Write out the entire listing below exactly, with the pictures left out.

## EXCERPTED RECORDS
────────────────────

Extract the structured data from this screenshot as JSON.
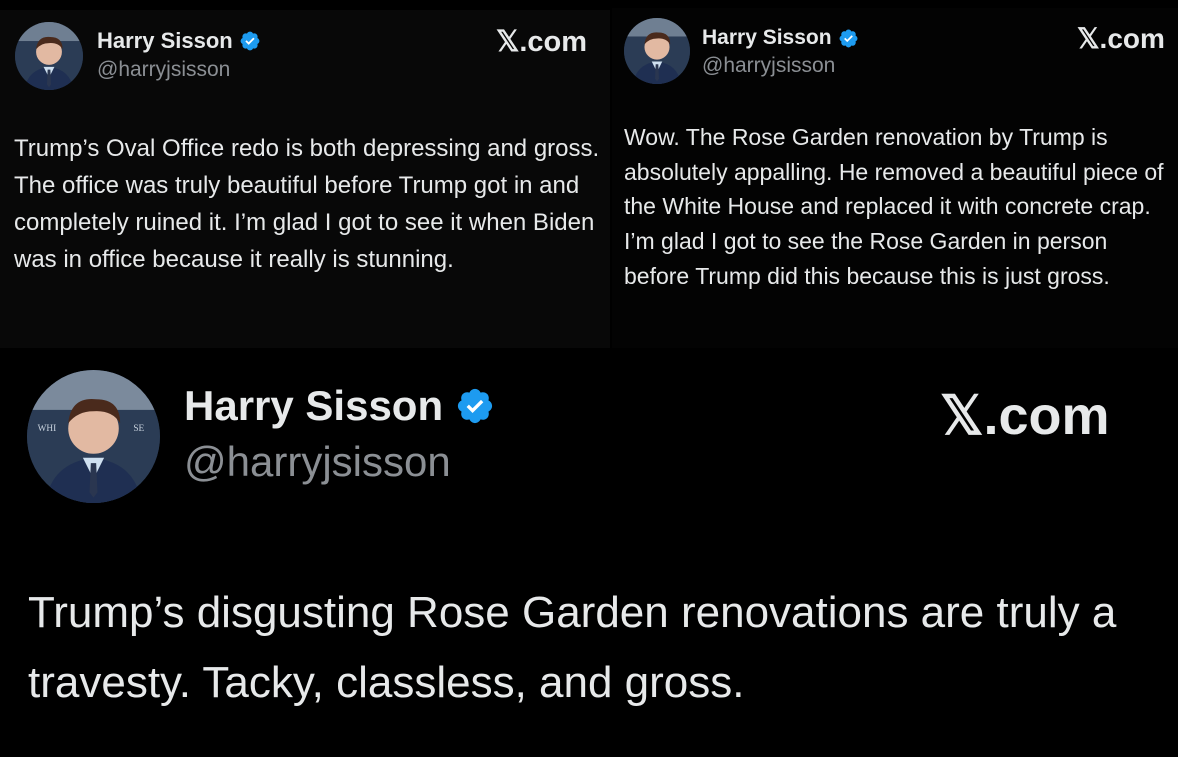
{
  "colors": {
    "background": "#000000",
    "text": "#e7e9ea",
    "handle": "#8b8f94",
    "verified": "#1d9bf0"
  },
  "tweets": [
    {
      "author_name": "Harry Sisson",
      "handle": "@harryjsisson",
      "verified_icon": "verified-badge-icon",
      "brand": "𝕏.com",
      "text": "Trump’s Oval Office redo is both depressing and gross. The office was truly beautiful before Trump got in and completely ruined it. I’m glad I got to see it when Biden was in office because it really is stunning."
    },
    {
      "author_name": "Harry Sisson",
      "handle": "@harryjsisson",
      "verified_icon": "verified-badge-icon",
      "brand": "𝕏.com",
      "text": "Wow. The Rose Garden renovation by Trump is absolutely appalling. He removed a beautiful piece of the White House and replaced it with concrete crap. I’m glad I got to see the Rose Garden in person before Trump did this because this is just gross."
    },
    {
      "author_name": "Harry Sisson",
      "handle": "@harryjsisson",
      "verified_icon": "verified-badge-icon",
      "brand": "𝕏.com",
      "text": "Trump’s disgusting Rose Garden renovations are truly a travesty. Tacky, classless, and gross."
    }
  ]
}
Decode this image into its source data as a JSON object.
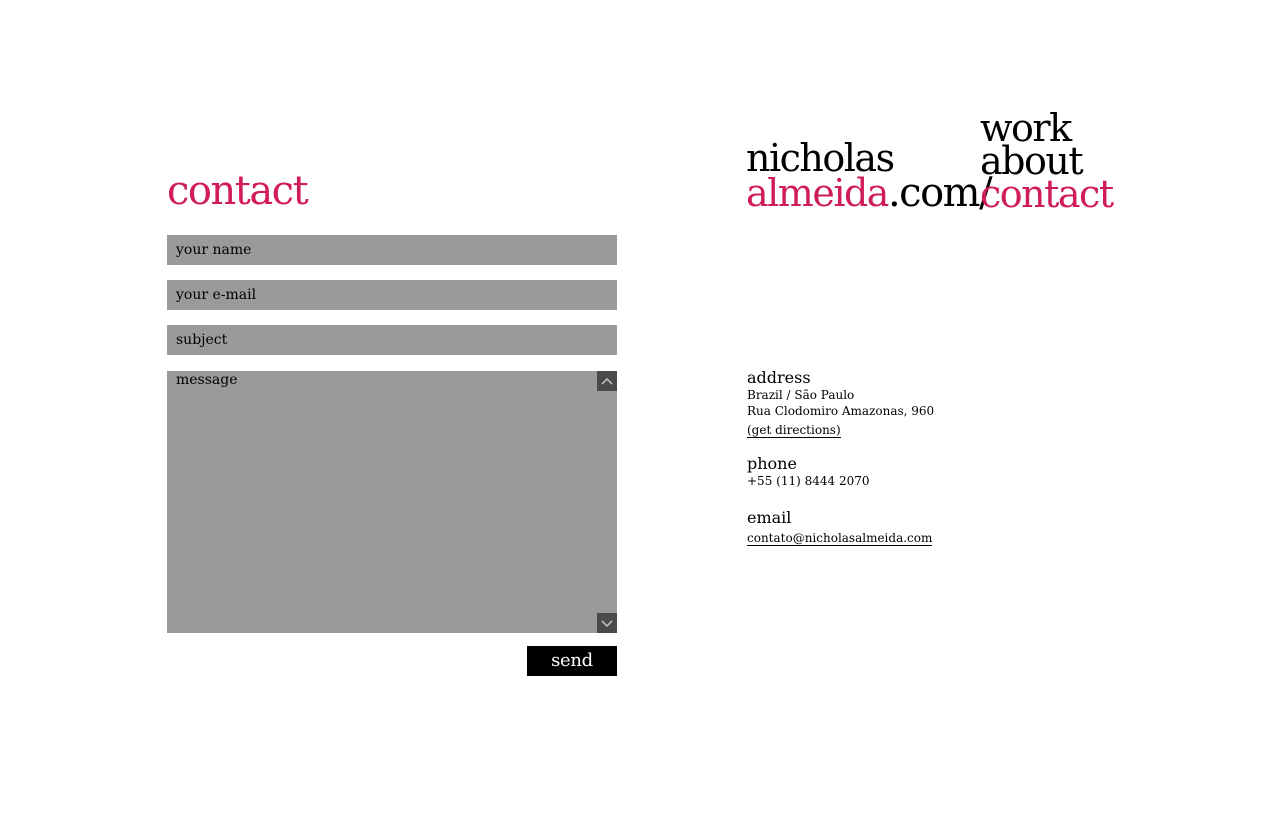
{
  "page": {
    "heading": "contact"
  },
  "form": {
    "name_placeholder": "your name",
    "email_placeholder": "your e-mail",
    "subject_placeholder": "subject",
    "message_placeholder": "message",
    "send_label": "send"
  },
  "logo": {
    "first": "nicholas",
    "last": "almeida",
    "domain": ".com/"
  },
  "nav": {
    "items": [
      {
        "label": "work"
      },
      {
        "label": "about"
      },
      {
        "label": "contact"
      }
    ]
  },
  "info": {
    "address": {
      "title": "address",
      "line1": "Brazil / São Paulo",
      "line2": "Rua Clodomiro Amazonas, 960",
      "directions_link": "(get directions)"
    },
    "phone": {
      "title": "phone",
      "number": "+55 (11) 8444 2070"
    },
    "email": {
      "title": "email",
      "address": "contato@nicholasalmeida.com"
    }
  },
  "colors": {
    "accent": "#d01c5b",
    "field_background": "#9a9a9a",
    "scroll_button": "#4a4a4a",
    "button_background": "#000000"
  },
  "icons": {
    "scroll_up": "chevron-up-icon",
    "scroll_down": "chevron-down-icon"
  }
}
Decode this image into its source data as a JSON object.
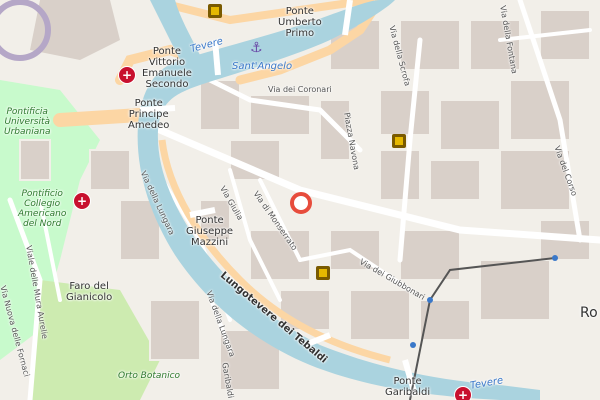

────────────────────

## ANSWER FOR THE TASK
Extract the structured data from this screenshot as JSON.
{
  "colors": {
    "background": "#000000",
    "text": "#e7e9ea",
    "handle": "#8b8f94",
    "verified": "#1d9bf0"
  },
  "tweets": [
    {
      "author_name": "Harry Sisson",
      "handle": "@harryjsisson",
      "verified_icon": "verified-badge-icon",
      "brand": "𝕏.com",
      "text": "Trump’s Oval Office redo is both depressing and gross. The office was truly beautiful before Trump got in and completely ruined it. I’m glad I got to see it when Biden was in office because it really is stunning."
    },
    {
      "author_name": "Harry Sisson",
      "handle": "@harryjsisson",
      "verified_icon": "verified-badge-icon",
      "brand": "𝕏.com",
      "text": "Wow. The Rose Garden renovation by Trump is absolutely appalling. He removed a beautiful piece of the White House and replaced it with concrete crap. I’m glad I got to see the Rose Garden in person before Trump did this because this is just gross."
    },
    {
      "author_name": "Harry Sisson",
      "handle": "@harryjsisson",
      "verified_icon": "verified-badge-icon",
      "brand": "𝕏.com",
      "text": "Trump’s disgusting Rose Garden renovations are truly a travesty. Tacky, classless, and gross."
    }
  ]
}
Decode this image into its source data as a JSON object.
{
  "page": {
    "heading": "contact"
  },
  "form": {
    "name_placeholder": "your name",
    "email_placeholder": "your e-mail",
    "subject_placeholder": "subject",
    "message_placeholder": "message",
    "send_label": "send"
  },
  "logo": {
    "first": "nicholas",
    "last": "almeida",
    "domain": ".com/"
  },
  "nav": {
    "items": [
      {
        "label": "work"
      },
      {
        "label": "about"
      },
      {
        "label": "contact"
      }
    ]
  },
  "info": {
    "address": {
      "title": "address",
      "line1": "Brazil / São Paulo",
      "line2": "Rua Clodomiro Amazonas, 960",
      "directions_link": "(get directions)"
    },
    "phone": {
      "title": "phone",
      "number": "+55 (11) 8444 2070"
    },
    "email": {
      "title": "email",
      "address": "contato@nicholasalmeida.com"
    }
  },
  "colors": {
    "accent": "#d01c5b",
    "field_background": "#9a9a9a",
    "scroll_button": "#4a4a4a",
    "button_background": "#000000"
  },
  "icons": {
    "scroll_up": "chevron-up-icon",
    "scroll_down": "chevron-down-icon"
  }
}
Decode this image into its source data as a JSON object.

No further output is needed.